RECORDS FOR THIS EXERCISE:
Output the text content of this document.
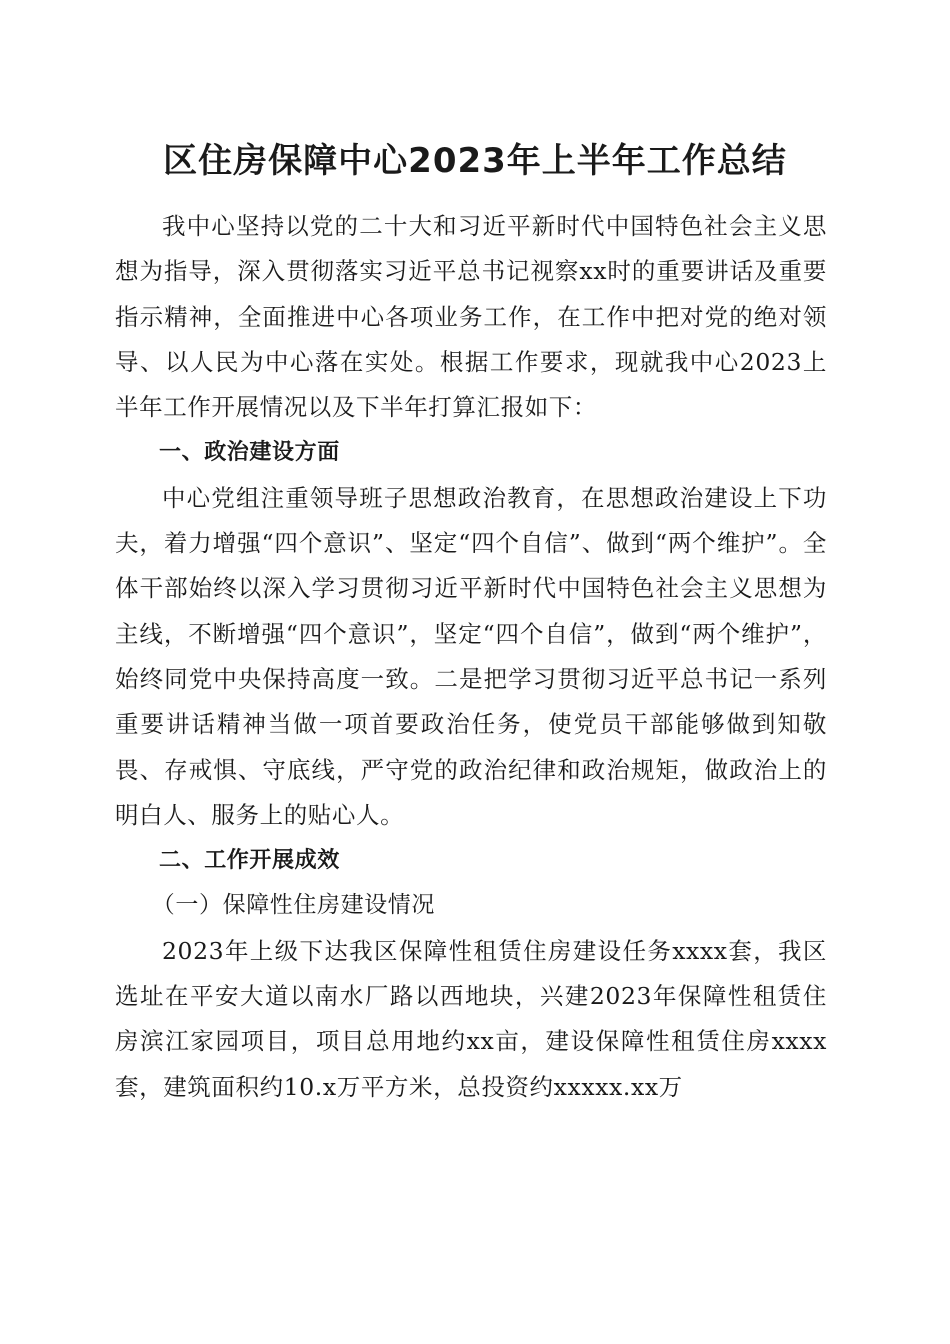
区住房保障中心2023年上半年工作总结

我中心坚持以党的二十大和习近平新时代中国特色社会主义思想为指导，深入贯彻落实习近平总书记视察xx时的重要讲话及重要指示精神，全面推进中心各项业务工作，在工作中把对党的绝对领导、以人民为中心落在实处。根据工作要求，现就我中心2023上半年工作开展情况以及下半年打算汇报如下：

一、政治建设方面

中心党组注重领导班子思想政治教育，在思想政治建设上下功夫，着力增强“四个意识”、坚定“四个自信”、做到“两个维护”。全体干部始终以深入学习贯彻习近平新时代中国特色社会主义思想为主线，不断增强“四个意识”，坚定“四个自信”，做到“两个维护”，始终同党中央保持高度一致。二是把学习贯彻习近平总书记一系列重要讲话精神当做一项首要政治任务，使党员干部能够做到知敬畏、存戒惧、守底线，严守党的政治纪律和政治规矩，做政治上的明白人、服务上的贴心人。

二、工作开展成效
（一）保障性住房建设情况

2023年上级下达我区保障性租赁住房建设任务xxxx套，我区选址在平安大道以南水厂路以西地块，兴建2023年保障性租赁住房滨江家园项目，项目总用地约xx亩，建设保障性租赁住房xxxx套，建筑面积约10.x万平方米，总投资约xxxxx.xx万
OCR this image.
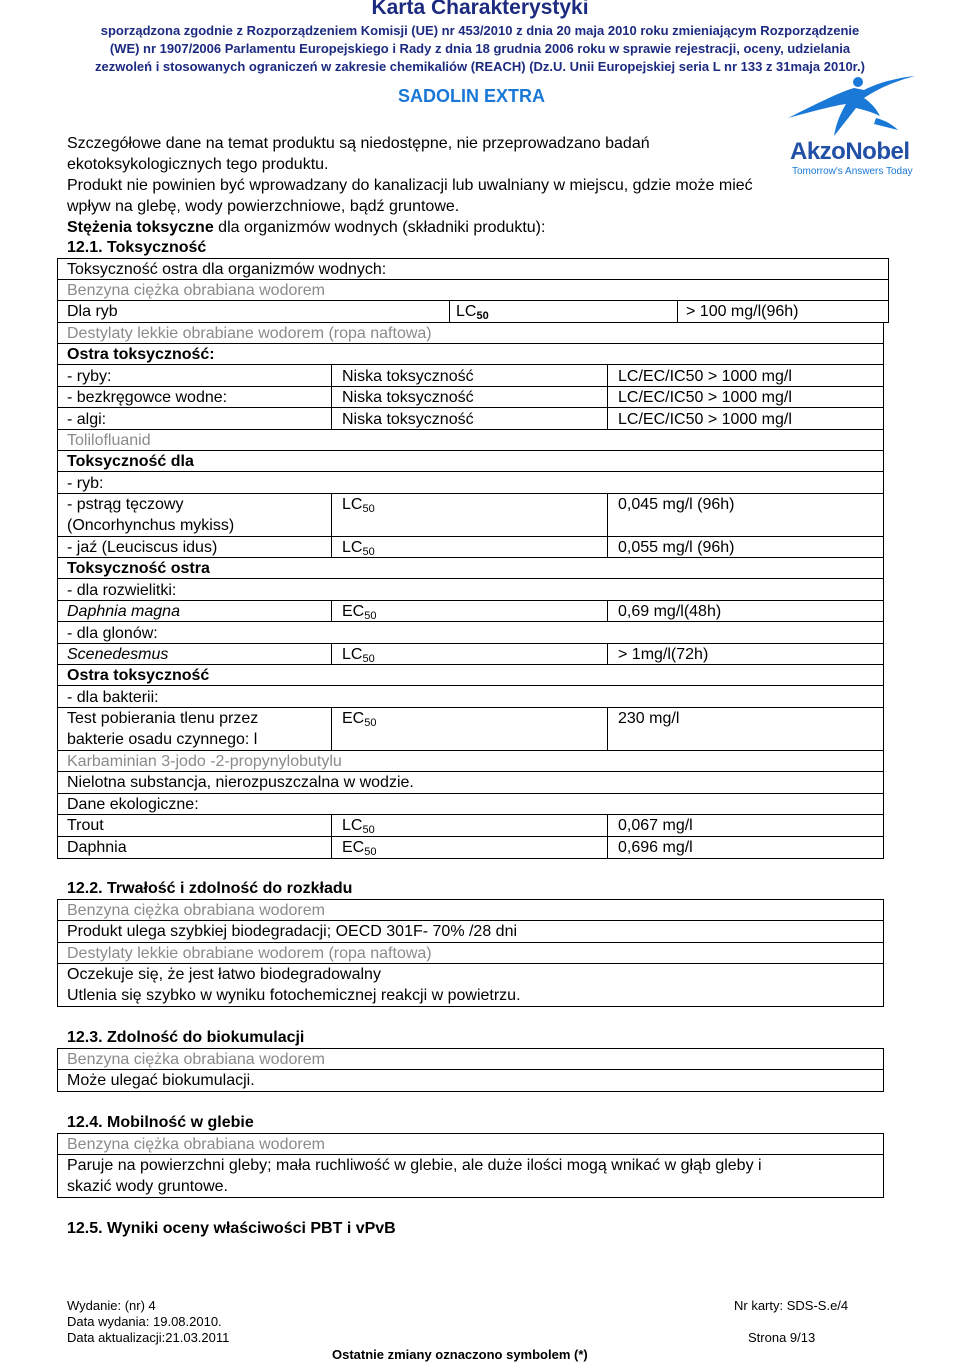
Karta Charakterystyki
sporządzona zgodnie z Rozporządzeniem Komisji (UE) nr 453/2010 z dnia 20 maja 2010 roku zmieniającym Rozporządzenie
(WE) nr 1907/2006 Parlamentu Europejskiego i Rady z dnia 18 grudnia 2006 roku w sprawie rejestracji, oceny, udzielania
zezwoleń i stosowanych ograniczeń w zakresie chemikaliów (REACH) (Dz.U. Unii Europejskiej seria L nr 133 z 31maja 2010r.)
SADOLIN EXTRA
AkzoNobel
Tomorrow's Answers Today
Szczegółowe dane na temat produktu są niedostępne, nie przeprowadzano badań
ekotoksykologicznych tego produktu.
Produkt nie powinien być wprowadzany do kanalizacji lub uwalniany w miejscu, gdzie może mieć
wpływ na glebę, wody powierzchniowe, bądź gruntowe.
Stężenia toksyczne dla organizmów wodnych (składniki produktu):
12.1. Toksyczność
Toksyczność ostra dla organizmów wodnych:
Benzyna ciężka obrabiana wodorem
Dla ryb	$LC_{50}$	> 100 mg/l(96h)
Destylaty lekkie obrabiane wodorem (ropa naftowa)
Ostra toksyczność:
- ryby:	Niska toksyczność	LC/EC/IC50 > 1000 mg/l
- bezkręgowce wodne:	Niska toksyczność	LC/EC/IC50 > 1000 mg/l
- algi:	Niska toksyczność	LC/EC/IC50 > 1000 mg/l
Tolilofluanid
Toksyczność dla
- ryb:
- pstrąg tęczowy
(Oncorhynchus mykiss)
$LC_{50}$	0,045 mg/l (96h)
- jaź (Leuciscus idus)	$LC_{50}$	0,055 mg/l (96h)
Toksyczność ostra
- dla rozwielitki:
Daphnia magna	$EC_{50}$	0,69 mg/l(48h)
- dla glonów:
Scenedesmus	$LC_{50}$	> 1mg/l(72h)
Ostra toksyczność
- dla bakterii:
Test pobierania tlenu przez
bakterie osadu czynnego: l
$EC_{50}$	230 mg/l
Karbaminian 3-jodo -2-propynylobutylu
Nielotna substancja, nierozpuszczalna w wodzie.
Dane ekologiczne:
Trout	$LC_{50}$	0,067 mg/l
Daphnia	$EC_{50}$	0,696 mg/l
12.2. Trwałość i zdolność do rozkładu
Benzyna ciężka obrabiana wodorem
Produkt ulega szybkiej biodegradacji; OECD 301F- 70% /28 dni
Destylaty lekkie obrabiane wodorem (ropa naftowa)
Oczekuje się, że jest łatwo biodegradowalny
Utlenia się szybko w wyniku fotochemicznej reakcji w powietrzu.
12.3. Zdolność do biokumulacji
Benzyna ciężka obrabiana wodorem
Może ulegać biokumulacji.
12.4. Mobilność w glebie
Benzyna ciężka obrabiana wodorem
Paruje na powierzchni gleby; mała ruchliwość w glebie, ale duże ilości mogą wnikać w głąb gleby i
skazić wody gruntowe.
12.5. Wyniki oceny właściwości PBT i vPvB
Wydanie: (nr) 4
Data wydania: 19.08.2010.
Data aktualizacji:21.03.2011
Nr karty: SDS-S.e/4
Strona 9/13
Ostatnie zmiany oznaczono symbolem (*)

YOUR INSTRUCTIONS: Omit the pictures, then quote the rest of the material above exactly.

SOLVED PROBLEM:
Output the text content of this document.
区住房保障中心2023年上半年工作总结

我中心坚持以党的二十大和习近平新时代中国特色社会主义思想为指导，深入贯彻落实习近平总书记视察xx时的重要讲话及重要指示精神，全面推进中心各项业务工作，在工作中把对党的绝对领导、以人民为中心落在实处。根据工作要求，现就我中心2023上半年工作开展情况以及下半年打算汇报如下：

一、政治建设方面

中心党组注重领导班子思想政治教育，在思想政治建设上下功夫，着力增强“四个意识”、坚定“四个自信”、做到“两个维护”。全体干部始终以深入学习贯彻习近平新时代中国特色社会主义思想为主线，不断增强“四个意识”，坚定“四个自信”，做到“两个维护”，始终同党中央保持高度一致。二是把学习贯彻习近平总书记一系列重要讲话精神当做一项首要政治任务，使党员干部能够做到知敬畏、存戒惧、守底线，严守党的政治纪律和政治规矩，做政治上的明白人、服务上的贴心人。

二、工作开展成效
（一）保障性住房建设情况

2023年上级下达我区保障性租赁住房建设任务xxxx套，我区选址在平安大道以南水厂路以西地块，兴建2023年保障性租赁住房滨江家园项目，项目总用地约xx亩，建设保障性租赁住房xxxx套，建筑面积约10.x万平方米，总投资约xxxxx.xx万
OCR this image.
Karta Charakterystyki
sporządzona zgodnie z Rozporządzeniem Komisji (UE) nr 453/2010 z dnia 20 maja 2010 roku zmieniającym Rozporządzenie
(WE) nr 1907/2006 Parlamentu Europejskiego i Rady z dnia 18 grudnia 2006 roku w sprawie rejestracji, oceny, udzielania
zezwoleń i stosowanych ograniczeń w zakresie chemikaliów (REACH) (Dz.U. Unii Europejskiej seria L nr 133 z 31maja 2010r.)
SADOLIN EXTRA
AkzoNobel
Tomorrow's Answers Today
Szczegółowe dane na temat produktu są niedostępne, nie przeprowadzano badań
ekotoksykologicznych tego produktu.
Produkt nie powinien być wprowadzany do kanalizacji lub uwalniany w miejscu, gdzie może mieć
wpływ na glebę, wody powierzchniowe, bądź gruntowe.
Stężenia toksyczne dla organizmów wodnych (składniki produktu):
12.1. Toksyczność
Toksyczność ostra dla organizmów wodnych:
Benzyna ciężka obrabiana wodorem
Dla ryb	$LC_{50}$	> 100 mg/l(96h)
Destylaty lekkie obrabiane wodorem (ropa naftowa)
Ostra toksyczność:
- ryby:	Niska toksyczność	LC/EC/IC50 > 1000 mg/l
- bezkręgowce wodne:	Niska toksyczność	LC/EC/IC50 > 1000 mg/l
- algi:	Niska toksyczność	LC/EC/IC50 > 1000 mg/l
Tolilofluanid
Toksyczność dla
- ryb:
- pstrąg tęczowy
(Oncorhynchus mykiss)
$LC_{50}$	0,045 mg/l (96h)
- jaź (Leuciscus idus)	$LC_{50}$	0,055 mg/l (96h)
Toksyczność ostra
- dla rozwielitki:
Daphnia magna	$EC_{50}$	0,69 mg/l(48h)
- dla glonów:
Scenedesmus	$LC_{50}$	> 1mg/l(72h)
Ostra toksyczność
- dla bakterii:
Test pobierania tlenu przez
bakterie osadu czynnego: l
$EC_{50}$	230 mg/l
Karbaminian 3-jodo -2-propynylobutylu
Nielotna substancja, nierozpuszczalna w wodzie.
Dane ekologiczne:
Trout	$LC_{50}$	0,067 mg/l
Daphnia	$EC_{50}$	0,696 mg/l
12.2. Trwałość i zdolność do rozkładu
Benzyna ciężka obrabiana wodorem
Produkt ulega szybkiej biodegradacji; OECD 301F- 70% /28 dni
Destylaty lekkie obrabiane wodorem (ropa naftowa)
Oczekuje się, że jest łatwo biodegradowalny
Utlenia się szybko w wyniku fotochemicznej reakcji w powietrzu.
12.3. Zdolność do biokumulacji
Benzyna ciężka obrabiana wodorem
Może ulegać biokumulacji.
12.4. Mobilność w glebie
Benzyna ciężka obrabiana wodorem
Paruje na powierzchni gleby; mała ruchliwość w glebie, ale duże ilości mogą wnikać w głąb gleby i
skazić wody gruntowe.
12.5. Wyniki oceny właściwości PBT i vPvB
Wydanie: (nr) 4
Data wydania: 19.08.2010.
Data aktualizacji:21.03.2011
Nr karty: SDS-S.e/4
Strona 9/13
Ostatnie zmiany oznaczono symbolem (*)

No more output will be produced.